──────── RECORDS PROVIDED ────────

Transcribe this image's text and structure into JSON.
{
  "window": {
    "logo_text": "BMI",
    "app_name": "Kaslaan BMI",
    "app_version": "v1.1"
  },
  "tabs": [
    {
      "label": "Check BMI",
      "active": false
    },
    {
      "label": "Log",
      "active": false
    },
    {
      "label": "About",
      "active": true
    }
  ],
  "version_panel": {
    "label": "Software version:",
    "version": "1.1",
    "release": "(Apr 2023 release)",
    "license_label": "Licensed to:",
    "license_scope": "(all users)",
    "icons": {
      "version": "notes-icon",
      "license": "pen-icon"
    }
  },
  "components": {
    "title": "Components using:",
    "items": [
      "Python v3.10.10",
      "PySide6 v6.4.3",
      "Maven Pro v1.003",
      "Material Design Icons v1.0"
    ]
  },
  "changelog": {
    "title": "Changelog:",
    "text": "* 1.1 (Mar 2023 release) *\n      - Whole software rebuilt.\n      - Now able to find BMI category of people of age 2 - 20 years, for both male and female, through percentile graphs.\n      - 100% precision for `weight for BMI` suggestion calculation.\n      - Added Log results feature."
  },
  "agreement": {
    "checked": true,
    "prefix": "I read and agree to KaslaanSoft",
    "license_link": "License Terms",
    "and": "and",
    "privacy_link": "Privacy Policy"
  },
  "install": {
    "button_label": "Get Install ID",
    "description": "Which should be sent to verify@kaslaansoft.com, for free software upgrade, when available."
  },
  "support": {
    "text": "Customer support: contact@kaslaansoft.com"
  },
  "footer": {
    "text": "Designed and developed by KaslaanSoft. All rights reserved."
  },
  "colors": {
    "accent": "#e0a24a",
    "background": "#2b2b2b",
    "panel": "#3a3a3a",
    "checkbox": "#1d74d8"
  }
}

────────

- [PROBLEM DESCRIPTION]: Write the listing out again, exactly as shown above.

- [ANSWER TO THE PROBLEM]:
Transcribe this image's text and structure into JSON.
{
  "window": {
    "logo_text": "BMI",
    "app_name": "Kaslaan BMI",
    "app_version": "v1.1"
  },
  "tabs": [
    {
      "label": "Check BMI",
      "active": false
    },
    {
      "label": "Log",
      "active": false
    },
    {
      "label": "About",
      "active": true
    }
  ],
  "version_panel": {
    "label": "Software version:",
    "version": "1.1",
    "release": "(Apr 2023 release)",
    "license_label": "Licensed to:",
    "license_scope": "(all users)",
    "icons": {
      "version": "notes-icon",
      "license": "pen-icon"
    }
  },
  "components": {
    "title": "Components using:",
    "items": [
      "Python v3.10.10",
      "PySide6 v6.4.3",
      "Maven Pro v1.003",
      "Material Design Icons v1.0"
    ]
  },
  "changelog": {
    "title": "Changelog:",
    "text": "* 1.1 (Mar 2023 release) *\n      - Whole software rebuilt.\n      - Now able to find BMI category of people of age 2 - 20 years, for both male and female, through percentile graphs.\n      - 100% precision for `weight for BMI` suggestion calculation.\n      - Added Log results feature."
  },
  "agreement": {
    "checked": true,
    "prefix": "I read and agree to KaslaanSoft",
    "license_link": "License Terms",
    "and": "and",
    "privacy_link": "Privacy Policy"
  },
  "install": {
    "button_label": "Get Install ID",
    "description": "Which should be sent to verify@kaslaansoft.com, for free software upgrade, when available."
  },
  "support": {
    "text": "Customer support: contact@kaslaansoft.com"
  },
  "footer": {
    "text": "Designed and developed by KaslaanSoft. All rights reserved."
  },
  "colors": {
    "accent": "#e0a24a",
    "background": "#2b2b2b",
    "panel": "#3a3a3a",
    "checkbox": "#1d74d8"
  }
}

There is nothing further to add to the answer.